- **What you should do**
Identify the lines that contain the word "page", then copy them.

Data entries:
● ● ● ● ●

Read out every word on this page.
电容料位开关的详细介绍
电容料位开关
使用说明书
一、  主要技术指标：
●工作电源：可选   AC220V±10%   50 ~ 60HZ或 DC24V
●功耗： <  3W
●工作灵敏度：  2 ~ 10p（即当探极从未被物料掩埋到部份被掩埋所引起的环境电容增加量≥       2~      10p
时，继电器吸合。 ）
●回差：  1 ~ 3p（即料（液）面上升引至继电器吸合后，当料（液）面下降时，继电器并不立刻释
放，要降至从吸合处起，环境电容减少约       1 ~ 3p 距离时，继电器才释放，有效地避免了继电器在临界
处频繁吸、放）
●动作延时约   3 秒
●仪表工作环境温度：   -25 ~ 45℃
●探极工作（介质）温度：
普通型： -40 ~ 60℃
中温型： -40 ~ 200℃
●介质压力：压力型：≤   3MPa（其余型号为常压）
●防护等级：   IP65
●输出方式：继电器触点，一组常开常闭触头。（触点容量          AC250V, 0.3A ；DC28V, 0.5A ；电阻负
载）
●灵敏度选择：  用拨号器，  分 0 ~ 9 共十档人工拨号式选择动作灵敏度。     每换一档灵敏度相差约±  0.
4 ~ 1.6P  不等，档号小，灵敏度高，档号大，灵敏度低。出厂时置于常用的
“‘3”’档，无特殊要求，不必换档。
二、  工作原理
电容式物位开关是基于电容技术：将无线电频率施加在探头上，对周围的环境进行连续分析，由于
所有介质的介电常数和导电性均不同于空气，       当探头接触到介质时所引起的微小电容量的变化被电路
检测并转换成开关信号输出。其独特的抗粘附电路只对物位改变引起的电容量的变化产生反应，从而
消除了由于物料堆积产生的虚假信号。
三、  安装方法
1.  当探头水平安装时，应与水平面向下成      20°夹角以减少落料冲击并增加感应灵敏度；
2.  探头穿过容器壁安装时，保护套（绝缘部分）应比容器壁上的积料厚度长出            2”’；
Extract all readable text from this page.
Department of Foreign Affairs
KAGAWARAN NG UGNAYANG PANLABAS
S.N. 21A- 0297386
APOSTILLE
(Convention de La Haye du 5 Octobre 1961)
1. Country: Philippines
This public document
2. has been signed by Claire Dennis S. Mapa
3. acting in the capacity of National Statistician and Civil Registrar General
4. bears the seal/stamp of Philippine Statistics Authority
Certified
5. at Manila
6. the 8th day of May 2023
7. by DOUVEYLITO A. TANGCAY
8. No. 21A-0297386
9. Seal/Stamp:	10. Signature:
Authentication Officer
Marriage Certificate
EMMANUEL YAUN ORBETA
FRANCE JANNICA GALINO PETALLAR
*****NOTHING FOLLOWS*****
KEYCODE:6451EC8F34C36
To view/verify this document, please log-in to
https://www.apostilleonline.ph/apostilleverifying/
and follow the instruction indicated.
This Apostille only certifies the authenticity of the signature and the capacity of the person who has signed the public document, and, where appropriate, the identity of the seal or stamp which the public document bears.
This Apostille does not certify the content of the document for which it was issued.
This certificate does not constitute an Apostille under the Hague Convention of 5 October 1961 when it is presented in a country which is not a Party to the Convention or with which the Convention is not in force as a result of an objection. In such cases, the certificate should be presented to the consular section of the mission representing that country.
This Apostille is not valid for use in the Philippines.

● ● ● ● ●

- **Task result**
Read out every word on this page.
Extract all readable text from this page.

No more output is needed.